• DATA LINES:
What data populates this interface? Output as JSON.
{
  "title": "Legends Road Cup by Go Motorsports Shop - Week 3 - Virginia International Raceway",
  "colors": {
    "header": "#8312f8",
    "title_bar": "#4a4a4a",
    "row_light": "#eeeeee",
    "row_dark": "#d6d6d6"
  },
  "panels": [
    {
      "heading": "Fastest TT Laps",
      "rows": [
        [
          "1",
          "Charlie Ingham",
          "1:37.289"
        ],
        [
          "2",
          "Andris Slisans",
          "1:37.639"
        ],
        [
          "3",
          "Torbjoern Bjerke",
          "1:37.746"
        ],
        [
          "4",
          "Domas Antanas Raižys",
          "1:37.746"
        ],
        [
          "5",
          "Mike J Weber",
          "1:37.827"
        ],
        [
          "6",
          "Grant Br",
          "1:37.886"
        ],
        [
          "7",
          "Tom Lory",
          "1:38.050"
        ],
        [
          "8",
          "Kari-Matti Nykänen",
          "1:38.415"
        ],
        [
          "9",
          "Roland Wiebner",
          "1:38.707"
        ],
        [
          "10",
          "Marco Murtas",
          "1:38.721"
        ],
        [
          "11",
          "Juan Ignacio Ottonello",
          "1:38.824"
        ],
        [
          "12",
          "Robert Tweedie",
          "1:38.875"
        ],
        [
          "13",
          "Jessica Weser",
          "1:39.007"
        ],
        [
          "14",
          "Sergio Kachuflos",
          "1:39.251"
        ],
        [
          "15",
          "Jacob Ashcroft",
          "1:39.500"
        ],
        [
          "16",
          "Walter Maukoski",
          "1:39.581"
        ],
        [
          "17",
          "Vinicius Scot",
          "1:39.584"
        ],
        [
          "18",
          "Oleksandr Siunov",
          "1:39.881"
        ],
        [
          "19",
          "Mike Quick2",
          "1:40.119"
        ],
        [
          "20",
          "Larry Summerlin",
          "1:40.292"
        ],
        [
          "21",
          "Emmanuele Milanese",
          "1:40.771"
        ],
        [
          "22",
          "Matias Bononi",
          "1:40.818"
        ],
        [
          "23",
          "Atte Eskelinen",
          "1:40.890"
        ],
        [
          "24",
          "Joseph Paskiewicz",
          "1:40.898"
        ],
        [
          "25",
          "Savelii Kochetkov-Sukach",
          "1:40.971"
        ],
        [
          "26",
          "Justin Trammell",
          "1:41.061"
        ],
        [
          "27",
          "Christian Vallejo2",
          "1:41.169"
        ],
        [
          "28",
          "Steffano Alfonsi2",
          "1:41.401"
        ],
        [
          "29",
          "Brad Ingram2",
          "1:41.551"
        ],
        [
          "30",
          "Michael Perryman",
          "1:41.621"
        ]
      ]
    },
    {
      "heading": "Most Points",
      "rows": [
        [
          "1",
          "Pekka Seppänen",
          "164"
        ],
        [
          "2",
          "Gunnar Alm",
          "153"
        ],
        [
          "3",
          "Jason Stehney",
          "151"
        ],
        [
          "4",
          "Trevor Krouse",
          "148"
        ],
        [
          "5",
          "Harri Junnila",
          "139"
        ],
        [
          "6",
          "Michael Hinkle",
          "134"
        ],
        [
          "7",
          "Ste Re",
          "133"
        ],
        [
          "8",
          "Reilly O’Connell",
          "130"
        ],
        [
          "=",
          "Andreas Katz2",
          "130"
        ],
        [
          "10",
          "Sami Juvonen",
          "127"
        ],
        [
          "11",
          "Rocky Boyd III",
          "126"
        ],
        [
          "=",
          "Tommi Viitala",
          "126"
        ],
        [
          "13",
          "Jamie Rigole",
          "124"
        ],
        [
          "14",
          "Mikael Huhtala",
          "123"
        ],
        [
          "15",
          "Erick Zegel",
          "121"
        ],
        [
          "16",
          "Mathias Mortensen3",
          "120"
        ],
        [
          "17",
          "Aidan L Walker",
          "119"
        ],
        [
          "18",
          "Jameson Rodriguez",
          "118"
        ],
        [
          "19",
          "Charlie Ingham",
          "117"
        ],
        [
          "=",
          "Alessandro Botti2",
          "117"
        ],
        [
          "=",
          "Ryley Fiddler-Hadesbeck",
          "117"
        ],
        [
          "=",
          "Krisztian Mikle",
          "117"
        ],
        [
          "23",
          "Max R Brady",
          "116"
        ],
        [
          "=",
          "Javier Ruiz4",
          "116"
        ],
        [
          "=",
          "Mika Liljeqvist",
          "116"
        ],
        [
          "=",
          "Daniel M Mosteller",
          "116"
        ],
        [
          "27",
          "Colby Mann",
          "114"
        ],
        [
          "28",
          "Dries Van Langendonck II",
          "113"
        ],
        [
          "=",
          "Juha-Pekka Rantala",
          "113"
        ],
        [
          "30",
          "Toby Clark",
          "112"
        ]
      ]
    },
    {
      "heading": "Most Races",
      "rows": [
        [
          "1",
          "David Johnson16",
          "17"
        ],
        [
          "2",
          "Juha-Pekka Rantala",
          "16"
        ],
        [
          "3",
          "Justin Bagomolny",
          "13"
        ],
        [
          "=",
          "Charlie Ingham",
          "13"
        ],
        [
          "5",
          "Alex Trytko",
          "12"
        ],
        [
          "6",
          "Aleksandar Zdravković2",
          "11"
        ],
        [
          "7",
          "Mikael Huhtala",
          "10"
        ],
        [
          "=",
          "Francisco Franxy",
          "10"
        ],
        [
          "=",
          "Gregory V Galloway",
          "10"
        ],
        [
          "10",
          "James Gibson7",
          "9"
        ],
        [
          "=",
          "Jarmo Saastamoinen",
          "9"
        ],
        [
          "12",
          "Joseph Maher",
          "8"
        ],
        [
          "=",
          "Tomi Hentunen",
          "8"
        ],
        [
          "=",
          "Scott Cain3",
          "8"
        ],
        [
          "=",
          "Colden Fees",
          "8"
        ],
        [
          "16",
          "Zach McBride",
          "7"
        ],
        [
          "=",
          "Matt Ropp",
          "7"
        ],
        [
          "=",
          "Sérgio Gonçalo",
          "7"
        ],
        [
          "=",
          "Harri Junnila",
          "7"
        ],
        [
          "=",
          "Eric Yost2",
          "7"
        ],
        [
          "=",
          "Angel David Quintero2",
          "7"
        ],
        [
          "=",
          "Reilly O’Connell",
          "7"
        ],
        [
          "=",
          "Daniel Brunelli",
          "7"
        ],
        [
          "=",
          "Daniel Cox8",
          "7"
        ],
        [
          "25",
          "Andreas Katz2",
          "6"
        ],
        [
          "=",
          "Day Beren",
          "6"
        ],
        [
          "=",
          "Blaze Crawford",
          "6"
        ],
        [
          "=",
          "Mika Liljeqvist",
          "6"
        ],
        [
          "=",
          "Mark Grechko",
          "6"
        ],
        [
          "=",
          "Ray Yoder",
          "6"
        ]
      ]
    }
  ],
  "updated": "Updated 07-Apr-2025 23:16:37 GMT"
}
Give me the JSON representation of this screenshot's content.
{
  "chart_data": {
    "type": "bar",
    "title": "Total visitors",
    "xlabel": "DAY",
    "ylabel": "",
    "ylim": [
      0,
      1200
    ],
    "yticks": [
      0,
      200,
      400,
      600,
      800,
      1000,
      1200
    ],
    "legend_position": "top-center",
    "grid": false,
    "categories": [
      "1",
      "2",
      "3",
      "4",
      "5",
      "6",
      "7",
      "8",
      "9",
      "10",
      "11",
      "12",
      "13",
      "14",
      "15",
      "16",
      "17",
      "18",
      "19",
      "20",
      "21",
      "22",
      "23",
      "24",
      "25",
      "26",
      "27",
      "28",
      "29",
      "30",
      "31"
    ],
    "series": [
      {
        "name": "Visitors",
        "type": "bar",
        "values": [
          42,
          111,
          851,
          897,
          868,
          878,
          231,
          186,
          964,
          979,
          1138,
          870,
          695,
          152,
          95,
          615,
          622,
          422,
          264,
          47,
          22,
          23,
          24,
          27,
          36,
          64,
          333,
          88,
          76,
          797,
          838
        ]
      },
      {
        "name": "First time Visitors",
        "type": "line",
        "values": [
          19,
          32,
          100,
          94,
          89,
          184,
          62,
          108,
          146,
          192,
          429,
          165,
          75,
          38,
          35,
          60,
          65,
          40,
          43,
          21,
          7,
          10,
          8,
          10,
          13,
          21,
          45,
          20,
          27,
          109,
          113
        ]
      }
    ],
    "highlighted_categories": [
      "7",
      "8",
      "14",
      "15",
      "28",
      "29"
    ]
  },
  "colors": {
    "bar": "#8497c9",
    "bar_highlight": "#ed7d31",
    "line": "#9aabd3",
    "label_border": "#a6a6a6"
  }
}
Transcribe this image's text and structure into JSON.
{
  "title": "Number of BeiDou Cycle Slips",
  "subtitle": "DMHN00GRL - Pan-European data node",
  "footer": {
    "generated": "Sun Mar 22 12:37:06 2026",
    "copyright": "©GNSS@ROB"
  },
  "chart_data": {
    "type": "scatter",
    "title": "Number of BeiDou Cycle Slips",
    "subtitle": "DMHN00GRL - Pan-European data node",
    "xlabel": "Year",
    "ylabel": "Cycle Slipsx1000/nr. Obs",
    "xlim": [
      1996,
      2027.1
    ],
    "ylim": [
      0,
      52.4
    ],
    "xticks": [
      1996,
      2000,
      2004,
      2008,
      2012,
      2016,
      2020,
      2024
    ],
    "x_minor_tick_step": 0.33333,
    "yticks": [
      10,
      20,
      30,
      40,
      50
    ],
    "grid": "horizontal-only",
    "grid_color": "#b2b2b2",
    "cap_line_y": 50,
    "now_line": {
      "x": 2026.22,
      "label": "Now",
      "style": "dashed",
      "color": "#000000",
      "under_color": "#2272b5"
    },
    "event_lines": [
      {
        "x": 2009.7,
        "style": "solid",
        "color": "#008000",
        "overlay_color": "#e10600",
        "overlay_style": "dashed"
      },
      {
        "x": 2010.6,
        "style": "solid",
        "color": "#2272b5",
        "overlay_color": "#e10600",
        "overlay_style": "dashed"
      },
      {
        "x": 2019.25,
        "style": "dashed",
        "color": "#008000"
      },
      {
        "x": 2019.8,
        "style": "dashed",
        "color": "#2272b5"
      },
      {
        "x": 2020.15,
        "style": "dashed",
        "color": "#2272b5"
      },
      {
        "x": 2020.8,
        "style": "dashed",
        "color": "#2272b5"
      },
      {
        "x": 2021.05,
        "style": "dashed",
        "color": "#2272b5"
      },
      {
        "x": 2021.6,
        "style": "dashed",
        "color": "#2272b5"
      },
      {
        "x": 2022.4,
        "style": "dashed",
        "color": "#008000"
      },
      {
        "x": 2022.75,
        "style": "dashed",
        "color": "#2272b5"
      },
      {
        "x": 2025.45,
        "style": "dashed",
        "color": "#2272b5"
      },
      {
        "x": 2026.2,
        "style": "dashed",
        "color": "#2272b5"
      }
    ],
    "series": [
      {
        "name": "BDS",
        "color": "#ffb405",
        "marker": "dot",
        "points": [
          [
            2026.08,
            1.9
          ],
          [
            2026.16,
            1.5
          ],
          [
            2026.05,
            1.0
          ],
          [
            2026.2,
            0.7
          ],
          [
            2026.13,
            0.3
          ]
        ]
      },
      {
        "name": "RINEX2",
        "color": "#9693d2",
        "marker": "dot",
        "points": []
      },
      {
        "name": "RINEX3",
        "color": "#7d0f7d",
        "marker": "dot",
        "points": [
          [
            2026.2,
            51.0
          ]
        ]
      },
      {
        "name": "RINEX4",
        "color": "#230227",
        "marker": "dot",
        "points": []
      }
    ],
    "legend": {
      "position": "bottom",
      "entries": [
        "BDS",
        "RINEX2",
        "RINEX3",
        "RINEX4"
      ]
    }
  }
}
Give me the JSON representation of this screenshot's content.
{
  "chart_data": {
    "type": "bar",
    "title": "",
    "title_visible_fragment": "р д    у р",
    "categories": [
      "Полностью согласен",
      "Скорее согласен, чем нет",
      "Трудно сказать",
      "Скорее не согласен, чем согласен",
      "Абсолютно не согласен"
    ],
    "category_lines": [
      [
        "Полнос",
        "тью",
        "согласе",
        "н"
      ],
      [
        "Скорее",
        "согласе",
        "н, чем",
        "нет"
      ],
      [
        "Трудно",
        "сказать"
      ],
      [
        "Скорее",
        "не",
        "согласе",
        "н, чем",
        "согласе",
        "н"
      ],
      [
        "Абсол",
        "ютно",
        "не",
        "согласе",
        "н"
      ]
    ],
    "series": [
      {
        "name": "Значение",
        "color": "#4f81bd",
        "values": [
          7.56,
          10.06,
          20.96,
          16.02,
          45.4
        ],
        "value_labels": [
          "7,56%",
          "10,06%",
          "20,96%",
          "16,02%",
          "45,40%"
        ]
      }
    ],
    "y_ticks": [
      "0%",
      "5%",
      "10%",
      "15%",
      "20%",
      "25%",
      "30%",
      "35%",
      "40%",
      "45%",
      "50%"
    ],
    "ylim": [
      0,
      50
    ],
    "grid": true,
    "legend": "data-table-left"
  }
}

• WHAT IS ASKED: Lines of the listing that contain the word "type" are to be counted; report only their number.

• FULL RESPONSE: 5